» **Exercise brief**: Retype the data below without any change, from its first line through the line containing "grid-lines: [135, 126, 828, 509]", and include that final line.

## BEGIN

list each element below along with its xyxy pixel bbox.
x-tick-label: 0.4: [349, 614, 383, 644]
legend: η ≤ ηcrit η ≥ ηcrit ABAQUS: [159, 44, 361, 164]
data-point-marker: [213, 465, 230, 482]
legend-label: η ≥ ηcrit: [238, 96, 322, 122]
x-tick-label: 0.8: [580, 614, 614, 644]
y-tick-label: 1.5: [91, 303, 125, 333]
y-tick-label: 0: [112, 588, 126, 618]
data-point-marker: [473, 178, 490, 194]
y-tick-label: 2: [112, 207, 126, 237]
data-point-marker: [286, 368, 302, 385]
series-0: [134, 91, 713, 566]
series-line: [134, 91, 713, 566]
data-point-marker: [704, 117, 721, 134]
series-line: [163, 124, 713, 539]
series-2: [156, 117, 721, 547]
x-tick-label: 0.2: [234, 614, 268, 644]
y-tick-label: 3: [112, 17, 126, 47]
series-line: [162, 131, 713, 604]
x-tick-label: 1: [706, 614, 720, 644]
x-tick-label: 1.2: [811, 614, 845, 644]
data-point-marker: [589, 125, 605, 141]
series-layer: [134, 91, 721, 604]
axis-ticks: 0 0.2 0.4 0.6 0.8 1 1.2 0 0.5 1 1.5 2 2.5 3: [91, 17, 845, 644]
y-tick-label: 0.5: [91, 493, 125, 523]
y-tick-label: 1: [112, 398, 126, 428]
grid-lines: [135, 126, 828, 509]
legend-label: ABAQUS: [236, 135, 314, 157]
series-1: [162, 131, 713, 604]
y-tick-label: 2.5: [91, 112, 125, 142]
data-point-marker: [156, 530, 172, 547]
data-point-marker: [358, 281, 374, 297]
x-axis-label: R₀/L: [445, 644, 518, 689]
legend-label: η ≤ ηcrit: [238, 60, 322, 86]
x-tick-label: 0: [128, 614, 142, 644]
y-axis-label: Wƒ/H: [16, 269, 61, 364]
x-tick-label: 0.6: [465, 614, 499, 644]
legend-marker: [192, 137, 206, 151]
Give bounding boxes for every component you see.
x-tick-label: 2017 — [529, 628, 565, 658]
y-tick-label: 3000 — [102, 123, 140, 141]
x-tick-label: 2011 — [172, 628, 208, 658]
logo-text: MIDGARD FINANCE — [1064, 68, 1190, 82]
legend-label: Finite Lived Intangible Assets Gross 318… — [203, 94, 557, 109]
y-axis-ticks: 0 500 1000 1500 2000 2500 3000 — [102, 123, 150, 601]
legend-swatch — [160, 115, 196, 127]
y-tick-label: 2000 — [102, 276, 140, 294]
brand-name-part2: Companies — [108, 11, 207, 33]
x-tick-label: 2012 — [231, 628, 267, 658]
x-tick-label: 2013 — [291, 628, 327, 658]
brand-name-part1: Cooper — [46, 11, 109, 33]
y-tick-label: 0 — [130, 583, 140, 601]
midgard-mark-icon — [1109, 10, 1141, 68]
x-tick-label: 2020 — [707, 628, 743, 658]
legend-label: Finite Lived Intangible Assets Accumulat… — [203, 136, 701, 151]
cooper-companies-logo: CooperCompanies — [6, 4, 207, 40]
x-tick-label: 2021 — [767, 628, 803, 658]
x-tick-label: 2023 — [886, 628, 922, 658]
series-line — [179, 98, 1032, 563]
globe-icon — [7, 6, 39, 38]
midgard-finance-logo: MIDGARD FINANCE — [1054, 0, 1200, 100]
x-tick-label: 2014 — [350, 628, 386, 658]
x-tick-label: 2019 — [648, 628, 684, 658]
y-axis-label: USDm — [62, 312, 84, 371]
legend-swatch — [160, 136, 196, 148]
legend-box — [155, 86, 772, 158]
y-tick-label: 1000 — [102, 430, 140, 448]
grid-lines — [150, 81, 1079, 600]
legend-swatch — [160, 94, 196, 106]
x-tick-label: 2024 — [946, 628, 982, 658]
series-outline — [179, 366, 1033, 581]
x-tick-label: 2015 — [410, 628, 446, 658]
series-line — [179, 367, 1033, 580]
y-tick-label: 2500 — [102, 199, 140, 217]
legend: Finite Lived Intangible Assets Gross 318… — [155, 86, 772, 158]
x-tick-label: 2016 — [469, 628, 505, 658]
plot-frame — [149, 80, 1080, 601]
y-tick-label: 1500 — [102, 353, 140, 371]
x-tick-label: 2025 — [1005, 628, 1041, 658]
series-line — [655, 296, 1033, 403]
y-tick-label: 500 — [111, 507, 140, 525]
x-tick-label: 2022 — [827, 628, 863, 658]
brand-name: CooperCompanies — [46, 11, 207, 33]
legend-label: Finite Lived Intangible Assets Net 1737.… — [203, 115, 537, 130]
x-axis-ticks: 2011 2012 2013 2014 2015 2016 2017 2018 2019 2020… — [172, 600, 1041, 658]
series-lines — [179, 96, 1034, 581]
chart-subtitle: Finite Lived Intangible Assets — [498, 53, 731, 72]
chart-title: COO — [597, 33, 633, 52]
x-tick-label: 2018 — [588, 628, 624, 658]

## END

» **Response for this exercise**:
list each element below along with its xyxy pixel bbox.
x-tick-label: 0.4: [349, 614, 383, 644]
legend: η ≤ ηcrit η ≥ ηcrit ABAQUS: [159, 44, 361, 164]
data-point-marker: [213, 465, 230, 482]
legend-label: η ≥ ηcrit: [238, 96, 322, 122]
x-tick-label: 0.8: [580, 614, 614, 644]
y-tick-label: 1.5: [91, 303, 125, 333]
y-tick-label: 0: [112, 588, 126, 618]
data-point-marker: [473, 178, 490, 194]
y-tick-label: 2: [112, 207, 126, 237]
data-point-marker: [286, 368, 302, 385]
series-0: [134, 91, 713, 566]
series-line: [134, 91, 713, 566]
data-point-marker: [704, 117, 721, 134]
series-line: [163, 124, 713, 539]
series-2: [156, 117, 721, 547]
x-tick-label: 0.2: [234, 614, 268, 644]
y-tick-label: 3: [112, 17, 126, 47]
series-line: [162, 131, 713, 604]
x-tick-label: 1: [706, 614, 720, 644]
x-tick-label: 1.2: [811, 614, 845, 644]
data-point-marker: [589, 125, 605, 141]
series-layer: [134, 91, 721, 604]
axis-ticks: 0 0.2 0.4 0.6 0.8 1 1.2 0 0.5 1 1.5 2 2.5 3: [91, 17, 845, 644]
y-tick-label: 0.5: [91, 493, 125, 523]
y-tick-label: 1: [112, 398, 126, 428]
grid-lines: [135, 126, 828, 509]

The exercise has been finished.